Top of Passage shown

    • nodrogd's avatar
      nodrogd
      Very Insightful Person

      unisoft wrote:

      If they actually got rid of DVB-C that is used for Tivo, v6 and 360 boxes, then the HFC network could offer faster upload speeds as well as download speeds. 2028 is still a way away for HFC to FTTP and meanwhile competitors are gnawing away daily at VM's legacy network areas.

       


      Dumping broadcast TV en-masse would annoy a good 4 million people who would no longer be able to record content or use their existing kit. Not to mention that IP & broadcast distribution agreements are separate entities & VM has ongoing commitments to both with the broadcasters. They also operate area cable franchises from OFCOM for which Cable TV is a component, requiring agreement changes (& possibly legislation changes) to remove it from the existing franchise areas.

      OFCOM has agreed to VM transitioning to non-cable operations, but this will no doubt have many conditions attached that "protect" existing customers.
Bottom of Passage shown
Top of Data shown
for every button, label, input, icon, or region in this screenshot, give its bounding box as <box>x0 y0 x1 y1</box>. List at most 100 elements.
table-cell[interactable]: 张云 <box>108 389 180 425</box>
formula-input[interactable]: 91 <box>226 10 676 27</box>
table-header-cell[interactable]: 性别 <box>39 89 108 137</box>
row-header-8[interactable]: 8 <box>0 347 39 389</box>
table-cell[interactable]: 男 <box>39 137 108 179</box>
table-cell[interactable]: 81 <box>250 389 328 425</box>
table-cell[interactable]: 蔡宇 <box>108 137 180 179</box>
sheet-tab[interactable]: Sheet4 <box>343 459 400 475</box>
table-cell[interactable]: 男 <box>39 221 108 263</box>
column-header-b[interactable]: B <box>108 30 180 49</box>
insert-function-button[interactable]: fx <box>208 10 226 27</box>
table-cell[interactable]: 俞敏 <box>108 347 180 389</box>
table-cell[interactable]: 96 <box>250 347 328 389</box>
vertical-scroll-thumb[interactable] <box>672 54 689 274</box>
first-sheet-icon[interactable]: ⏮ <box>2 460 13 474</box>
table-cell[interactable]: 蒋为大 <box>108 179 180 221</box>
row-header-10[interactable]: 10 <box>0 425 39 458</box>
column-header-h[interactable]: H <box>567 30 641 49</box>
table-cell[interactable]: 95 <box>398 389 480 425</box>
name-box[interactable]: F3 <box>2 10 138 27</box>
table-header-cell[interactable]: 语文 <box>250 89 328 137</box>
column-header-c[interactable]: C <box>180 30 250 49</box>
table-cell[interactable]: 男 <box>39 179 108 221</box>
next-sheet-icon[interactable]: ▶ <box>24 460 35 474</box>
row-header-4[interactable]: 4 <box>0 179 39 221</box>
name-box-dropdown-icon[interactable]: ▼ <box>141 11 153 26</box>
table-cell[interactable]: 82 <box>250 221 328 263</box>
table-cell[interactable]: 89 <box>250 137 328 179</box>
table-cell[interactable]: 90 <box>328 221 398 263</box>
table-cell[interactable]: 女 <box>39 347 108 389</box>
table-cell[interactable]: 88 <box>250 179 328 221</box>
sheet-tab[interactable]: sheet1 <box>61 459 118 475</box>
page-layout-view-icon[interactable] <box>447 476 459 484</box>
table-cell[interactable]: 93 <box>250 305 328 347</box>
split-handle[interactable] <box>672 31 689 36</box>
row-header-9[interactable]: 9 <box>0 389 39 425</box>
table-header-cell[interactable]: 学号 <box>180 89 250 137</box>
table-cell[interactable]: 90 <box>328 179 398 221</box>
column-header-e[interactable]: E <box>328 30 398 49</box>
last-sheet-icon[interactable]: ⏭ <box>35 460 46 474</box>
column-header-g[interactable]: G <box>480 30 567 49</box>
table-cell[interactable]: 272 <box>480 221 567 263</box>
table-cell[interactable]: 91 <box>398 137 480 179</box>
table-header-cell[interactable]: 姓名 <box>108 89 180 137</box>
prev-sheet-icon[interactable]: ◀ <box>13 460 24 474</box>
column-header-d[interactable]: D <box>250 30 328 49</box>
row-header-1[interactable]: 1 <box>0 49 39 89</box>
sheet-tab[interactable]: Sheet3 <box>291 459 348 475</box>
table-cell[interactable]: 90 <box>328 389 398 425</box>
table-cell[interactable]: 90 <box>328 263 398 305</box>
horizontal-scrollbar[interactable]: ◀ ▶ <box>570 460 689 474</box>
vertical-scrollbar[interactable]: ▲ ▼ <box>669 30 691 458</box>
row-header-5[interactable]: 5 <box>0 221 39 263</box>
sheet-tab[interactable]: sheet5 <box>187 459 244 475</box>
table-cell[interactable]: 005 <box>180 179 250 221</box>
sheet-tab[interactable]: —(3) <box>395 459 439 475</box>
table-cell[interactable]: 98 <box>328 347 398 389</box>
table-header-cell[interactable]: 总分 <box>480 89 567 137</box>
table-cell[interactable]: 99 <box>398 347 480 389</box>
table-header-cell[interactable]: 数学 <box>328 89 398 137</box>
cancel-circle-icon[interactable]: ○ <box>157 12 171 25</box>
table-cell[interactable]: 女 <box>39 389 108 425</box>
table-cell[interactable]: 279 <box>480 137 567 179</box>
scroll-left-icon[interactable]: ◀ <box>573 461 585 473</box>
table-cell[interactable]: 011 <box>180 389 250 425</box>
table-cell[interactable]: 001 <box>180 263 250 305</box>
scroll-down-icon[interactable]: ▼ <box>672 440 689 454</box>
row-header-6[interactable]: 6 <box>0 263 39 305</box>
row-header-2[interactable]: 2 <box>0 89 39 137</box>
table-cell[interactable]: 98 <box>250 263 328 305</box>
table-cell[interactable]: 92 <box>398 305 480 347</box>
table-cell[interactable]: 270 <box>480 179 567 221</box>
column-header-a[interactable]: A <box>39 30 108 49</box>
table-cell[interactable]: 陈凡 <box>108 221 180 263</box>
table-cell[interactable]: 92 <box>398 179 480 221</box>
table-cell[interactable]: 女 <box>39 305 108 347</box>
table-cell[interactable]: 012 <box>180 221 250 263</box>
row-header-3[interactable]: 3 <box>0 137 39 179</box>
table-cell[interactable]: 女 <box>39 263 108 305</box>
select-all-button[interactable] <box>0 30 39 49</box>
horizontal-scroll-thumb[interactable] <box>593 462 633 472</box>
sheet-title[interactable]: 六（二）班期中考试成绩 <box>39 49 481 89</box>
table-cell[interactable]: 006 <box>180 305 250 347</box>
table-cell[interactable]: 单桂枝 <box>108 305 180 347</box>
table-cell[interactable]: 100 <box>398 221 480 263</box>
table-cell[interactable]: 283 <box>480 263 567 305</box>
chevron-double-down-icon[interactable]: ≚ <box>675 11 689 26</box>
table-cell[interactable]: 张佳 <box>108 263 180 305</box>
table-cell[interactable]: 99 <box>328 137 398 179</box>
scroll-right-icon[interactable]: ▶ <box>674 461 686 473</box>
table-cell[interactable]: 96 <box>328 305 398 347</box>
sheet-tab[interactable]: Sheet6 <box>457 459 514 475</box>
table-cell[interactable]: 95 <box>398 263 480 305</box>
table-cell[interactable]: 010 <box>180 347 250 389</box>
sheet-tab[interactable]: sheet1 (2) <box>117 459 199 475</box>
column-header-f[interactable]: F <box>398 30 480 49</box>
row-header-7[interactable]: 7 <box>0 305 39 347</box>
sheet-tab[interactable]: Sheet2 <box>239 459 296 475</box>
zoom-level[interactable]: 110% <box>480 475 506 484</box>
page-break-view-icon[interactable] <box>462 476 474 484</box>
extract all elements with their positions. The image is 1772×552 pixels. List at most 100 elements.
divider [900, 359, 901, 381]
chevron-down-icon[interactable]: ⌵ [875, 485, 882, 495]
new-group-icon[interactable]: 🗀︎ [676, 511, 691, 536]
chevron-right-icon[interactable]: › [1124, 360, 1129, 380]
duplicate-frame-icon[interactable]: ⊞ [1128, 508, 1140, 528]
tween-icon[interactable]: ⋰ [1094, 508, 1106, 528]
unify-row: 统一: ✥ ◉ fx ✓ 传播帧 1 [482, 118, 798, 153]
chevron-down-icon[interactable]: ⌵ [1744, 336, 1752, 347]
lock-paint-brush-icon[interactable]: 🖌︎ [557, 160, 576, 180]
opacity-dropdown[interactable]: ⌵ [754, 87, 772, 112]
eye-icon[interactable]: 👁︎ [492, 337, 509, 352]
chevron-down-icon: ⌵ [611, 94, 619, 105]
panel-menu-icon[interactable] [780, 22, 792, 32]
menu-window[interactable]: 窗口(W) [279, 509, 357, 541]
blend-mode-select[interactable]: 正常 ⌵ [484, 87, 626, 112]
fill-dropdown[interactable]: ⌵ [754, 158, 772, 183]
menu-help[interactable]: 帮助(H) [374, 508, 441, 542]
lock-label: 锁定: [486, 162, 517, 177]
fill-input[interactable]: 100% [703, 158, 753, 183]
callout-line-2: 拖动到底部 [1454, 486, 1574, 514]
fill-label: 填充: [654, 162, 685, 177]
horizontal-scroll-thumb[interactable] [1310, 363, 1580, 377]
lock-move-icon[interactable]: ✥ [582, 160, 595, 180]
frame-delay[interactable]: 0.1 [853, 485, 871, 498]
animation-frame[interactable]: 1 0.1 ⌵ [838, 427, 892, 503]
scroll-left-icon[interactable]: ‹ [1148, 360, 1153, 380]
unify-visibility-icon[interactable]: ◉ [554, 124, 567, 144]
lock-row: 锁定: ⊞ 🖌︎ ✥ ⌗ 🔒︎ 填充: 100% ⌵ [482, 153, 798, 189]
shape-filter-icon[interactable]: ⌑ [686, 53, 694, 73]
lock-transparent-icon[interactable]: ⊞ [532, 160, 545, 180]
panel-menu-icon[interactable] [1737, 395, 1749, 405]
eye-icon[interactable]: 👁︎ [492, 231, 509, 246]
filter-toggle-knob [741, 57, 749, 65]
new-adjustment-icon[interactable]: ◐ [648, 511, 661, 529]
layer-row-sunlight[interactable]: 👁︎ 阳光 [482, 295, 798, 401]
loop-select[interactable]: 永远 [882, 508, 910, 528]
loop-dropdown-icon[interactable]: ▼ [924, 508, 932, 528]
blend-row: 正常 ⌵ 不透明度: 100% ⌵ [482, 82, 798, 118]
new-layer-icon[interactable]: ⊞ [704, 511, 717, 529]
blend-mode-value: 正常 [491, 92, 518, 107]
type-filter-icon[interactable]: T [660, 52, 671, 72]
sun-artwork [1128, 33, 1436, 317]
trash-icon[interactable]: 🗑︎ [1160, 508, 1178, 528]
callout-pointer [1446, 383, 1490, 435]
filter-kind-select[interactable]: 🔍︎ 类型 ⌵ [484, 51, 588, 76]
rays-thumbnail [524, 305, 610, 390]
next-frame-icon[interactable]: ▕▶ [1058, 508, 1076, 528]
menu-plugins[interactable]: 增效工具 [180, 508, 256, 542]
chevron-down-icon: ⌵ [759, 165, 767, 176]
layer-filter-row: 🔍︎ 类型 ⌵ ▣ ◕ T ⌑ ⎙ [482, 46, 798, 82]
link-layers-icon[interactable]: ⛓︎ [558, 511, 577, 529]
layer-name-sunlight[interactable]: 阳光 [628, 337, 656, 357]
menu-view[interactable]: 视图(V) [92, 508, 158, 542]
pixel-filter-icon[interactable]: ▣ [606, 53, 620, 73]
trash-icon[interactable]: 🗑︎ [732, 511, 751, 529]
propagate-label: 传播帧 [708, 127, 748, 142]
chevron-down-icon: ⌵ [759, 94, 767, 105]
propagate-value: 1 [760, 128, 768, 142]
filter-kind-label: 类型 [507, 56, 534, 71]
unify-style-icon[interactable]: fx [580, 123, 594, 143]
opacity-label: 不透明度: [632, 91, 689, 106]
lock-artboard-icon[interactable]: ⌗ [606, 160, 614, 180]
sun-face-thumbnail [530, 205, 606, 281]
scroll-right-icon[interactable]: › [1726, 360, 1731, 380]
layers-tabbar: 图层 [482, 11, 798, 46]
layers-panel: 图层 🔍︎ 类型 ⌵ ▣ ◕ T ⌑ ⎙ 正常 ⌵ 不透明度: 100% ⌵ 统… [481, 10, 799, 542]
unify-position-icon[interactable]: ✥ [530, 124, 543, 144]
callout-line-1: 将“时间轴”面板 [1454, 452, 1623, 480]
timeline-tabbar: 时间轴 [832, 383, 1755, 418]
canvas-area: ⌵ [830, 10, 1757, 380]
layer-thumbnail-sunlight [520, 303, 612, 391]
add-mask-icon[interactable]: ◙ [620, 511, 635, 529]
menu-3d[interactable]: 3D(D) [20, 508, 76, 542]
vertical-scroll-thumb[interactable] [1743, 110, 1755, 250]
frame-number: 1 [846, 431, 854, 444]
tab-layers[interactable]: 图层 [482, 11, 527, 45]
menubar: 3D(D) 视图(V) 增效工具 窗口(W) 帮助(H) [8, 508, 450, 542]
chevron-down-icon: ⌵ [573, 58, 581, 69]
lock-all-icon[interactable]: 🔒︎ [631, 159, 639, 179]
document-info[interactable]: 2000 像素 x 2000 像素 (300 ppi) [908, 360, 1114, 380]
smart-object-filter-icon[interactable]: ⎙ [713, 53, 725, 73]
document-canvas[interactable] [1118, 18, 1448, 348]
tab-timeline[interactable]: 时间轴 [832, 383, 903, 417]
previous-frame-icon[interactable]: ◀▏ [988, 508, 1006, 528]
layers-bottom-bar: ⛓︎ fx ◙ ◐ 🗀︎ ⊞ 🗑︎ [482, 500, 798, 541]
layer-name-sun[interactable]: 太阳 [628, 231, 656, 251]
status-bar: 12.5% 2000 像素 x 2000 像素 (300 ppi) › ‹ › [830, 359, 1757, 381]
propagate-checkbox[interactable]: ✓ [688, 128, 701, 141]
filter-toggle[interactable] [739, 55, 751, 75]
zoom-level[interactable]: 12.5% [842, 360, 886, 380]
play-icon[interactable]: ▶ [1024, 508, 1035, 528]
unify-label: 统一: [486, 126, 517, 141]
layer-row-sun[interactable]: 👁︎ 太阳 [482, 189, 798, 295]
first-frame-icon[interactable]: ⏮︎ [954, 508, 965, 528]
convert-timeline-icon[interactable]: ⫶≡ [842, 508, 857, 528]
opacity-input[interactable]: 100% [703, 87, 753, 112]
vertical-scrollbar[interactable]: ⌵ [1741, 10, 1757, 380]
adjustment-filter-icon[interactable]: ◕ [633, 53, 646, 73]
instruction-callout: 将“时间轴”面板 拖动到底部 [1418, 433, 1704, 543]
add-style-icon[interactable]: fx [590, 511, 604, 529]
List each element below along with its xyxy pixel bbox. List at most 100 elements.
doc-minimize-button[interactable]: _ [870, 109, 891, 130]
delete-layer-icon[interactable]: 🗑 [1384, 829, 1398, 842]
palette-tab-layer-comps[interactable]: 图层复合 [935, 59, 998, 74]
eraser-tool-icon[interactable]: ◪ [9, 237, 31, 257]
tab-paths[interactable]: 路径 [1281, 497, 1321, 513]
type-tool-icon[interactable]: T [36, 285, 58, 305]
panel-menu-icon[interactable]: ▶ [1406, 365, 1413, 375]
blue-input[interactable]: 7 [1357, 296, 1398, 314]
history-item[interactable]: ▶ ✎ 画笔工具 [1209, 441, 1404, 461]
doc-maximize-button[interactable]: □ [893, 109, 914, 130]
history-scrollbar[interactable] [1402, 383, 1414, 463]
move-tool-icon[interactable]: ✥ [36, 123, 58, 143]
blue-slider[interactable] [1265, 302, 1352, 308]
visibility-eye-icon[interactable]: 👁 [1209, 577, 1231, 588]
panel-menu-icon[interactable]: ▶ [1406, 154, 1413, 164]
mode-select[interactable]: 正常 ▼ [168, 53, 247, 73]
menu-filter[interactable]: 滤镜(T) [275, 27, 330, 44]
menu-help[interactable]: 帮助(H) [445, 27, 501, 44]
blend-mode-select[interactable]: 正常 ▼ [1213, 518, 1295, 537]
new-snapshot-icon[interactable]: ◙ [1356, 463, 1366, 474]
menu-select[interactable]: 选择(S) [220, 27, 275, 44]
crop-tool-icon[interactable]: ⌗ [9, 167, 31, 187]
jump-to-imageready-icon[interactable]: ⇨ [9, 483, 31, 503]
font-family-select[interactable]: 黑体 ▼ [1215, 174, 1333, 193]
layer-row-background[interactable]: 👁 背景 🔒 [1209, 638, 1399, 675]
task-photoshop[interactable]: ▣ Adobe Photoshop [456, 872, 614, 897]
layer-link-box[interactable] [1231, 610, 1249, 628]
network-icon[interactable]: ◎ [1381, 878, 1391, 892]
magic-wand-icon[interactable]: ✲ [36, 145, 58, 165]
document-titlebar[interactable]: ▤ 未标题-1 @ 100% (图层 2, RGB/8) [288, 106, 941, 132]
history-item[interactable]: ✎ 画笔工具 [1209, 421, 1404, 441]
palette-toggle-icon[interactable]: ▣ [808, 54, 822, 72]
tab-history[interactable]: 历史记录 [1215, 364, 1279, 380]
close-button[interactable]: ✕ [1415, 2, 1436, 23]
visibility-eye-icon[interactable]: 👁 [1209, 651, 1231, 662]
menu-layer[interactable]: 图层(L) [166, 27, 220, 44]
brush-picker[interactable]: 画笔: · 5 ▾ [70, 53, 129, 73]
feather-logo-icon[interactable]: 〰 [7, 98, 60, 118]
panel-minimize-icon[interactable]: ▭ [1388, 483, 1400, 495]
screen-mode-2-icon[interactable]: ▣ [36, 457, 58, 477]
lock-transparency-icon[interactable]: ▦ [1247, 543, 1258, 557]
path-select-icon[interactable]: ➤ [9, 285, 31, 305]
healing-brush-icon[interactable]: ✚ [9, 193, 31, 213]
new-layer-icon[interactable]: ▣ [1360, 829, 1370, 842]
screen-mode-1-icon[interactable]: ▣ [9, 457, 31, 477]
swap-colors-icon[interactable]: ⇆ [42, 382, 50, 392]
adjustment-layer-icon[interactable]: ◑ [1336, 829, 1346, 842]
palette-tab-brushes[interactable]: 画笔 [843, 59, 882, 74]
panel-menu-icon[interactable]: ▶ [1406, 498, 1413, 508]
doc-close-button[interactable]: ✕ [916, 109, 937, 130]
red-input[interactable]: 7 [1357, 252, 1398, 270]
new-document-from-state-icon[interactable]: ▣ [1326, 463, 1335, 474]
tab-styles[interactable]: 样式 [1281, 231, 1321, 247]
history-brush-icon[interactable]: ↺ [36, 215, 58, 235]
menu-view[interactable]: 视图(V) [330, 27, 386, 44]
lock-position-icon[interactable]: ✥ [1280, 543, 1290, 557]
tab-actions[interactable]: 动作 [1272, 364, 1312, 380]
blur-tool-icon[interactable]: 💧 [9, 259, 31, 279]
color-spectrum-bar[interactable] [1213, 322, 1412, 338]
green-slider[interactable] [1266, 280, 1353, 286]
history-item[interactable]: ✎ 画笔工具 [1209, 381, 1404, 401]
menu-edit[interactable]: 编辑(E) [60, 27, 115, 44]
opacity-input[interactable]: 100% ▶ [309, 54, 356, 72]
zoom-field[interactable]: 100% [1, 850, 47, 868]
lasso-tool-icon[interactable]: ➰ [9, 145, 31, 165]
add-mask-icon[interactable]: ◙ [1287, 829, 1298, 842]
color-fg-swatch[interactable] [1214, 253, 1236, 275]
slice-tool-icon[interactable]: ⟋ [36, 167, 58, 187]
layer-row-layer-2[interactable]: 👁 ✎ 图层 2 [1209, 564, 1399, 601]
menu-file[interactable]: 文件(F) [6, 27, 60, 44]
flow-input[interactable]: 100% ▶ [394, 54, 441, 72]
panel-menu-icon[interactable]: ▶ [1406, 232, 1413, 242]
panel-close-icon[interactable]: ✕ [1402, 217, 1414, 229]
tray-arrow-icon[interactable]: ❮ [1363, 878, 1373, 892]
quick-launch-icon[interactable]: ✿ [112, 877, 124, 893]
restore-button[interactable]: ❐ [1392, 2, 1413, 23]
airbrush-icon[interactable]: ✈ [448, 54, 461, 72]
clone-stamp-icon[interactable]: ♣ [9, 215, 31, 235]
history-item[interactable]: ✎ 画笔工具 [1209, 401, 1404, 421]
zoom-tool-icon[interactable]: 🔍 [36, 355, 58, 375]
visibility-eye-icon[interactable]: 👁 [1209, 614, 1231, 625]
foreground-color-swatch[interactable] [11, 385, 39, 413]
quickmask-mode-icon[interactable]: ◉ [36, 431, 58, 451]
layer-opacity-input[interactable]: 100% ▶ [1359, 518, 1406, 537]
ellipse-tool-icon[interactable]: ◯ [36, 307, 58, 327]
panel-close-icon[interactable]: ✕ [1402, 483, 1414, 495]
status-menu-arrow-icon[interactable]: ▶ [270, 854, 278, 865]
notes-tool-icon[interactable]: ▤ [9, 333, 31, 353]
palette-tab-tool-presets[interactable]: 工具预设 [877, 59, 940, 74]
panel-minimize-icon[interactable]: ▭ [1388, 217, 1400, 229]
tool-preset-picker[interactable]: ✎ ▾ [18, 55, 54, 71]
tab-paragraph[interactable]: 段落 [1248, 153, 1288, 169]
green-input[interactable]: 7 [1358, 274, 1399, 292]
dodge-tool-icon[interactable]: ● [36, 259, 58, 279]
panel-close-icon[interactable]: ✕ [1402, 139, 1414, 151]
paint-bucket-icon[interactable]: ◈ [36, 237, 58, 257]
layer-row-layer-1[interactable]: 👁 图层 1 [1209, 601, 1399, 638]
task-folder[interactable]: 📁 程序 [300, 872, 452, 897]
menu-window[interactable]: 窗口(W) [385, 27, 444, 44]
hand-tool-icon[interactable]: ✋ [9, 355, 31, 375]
Bottom of Data shown
▶ Requirement: Condense the paragraph of the forum post above that begins "Dumping broadcast TV en-masse" into a short bulleted list that keeps its main points.

▶ Result for this task:
- Dropping broadcast TV all at once would upset about 4 million people, who could no longer record content or use their existing equipment.
- IP and broadcast distribution agreements are separate, and VM has ongoing commitments to the broadcasters under both.
- VM operates area cable franchises from OFCOM that include Cable TV, so removing it would require changes to those agreements and possibly to legislation.